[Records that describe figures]
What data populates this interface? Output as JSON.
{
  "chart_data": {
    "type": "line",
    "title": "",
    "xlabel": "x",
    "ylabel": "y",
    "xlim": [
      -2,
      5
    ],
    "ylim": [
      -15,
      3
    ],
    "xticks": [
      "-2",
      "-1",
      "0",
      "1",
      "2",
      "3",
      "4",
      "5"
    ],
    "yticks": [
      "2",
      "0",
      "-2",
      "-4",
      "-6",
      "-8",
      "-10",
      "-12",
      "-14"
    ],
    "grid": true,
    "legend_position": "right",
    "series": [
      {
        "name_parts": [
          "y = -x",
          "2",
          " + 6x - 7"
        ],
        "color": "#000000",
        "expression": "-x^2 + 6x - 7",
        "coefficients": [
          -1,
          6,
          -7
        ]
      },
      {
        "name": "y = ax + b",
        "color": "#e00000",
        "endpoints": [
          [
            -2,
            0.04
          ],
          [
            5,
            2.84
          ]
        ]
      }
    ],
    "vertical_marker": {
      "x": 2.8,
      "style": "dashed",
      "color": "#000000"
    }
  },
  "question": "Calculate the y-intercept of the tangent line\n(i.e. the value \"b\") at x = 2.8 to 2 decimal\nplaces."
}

> Required task: Copy each line in the data that holds the word "color".

> Answer to this task:
        "color": "#000000",
        "color": "#e00000",
      "color": "#000000"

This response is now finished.